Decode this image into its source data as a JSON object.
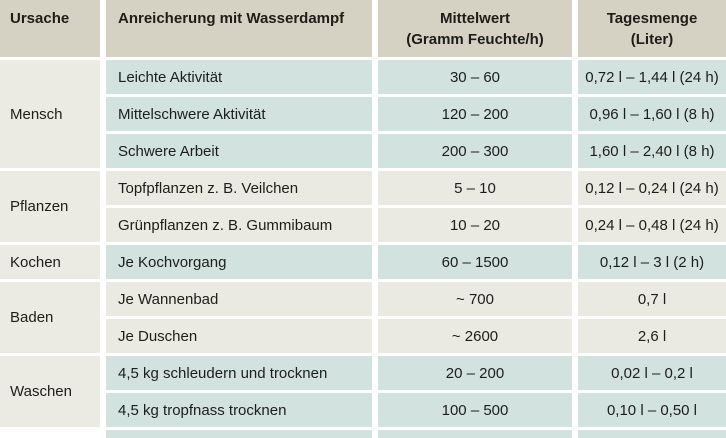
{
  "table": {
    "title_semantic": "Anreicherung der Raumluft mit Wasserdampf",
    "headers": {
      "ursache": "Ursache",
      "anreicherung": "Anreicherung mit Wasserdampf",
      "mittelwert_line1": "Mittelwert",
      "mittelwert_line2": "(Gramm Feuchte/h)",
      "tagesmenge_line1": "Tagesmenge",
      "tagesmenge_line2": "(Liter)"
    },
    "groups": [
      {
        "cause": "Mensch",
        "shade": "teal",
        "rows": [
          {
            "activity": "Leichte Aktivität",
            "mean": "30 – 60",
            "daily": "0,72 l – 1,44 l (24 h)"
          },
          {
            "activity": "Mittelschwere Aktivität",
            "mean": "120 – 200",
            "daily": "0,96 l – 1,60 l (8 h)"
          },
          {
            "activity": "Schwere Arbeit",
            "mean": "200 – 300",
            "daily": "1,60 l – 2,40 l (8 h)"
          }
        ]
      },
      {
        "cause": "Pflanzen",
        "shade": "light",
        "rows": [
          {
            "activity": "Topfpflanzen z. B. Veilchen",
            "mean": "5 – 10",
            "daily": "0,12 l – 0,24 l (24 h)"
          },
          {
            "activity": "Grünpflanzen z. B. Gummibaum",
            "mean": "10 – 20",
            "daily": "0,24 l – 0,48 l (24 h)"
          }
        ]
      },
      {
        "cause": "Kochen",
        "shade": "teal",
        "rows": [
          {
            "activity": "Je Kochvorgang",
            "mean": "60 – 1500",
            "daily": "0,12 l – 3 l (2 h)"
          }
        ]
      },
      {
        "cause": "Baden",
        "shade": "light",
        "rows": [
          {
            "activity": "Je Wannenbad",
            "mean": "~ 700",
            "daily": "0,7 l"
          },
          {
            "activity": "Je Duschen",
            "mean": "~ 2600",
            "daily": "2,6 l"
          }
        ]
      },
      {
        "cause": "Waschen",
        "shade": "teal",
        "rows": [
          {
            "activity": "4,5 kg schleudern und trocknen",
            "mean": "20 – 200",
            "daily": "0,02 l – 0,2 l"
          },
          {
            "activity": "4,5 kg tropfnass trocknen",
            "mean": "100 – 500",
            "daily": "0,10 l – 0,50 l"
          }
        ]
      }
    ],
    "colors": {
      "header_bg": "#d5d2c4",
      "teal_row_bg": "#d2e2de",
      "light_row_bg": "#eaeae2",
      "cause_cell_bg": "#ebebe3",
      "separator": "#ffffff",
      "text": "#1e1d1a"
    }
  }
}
=-=-=-=-=
» Goal: Of the lines above, how many contain the string "daily"? Only the number is required.

» Answer in full: 10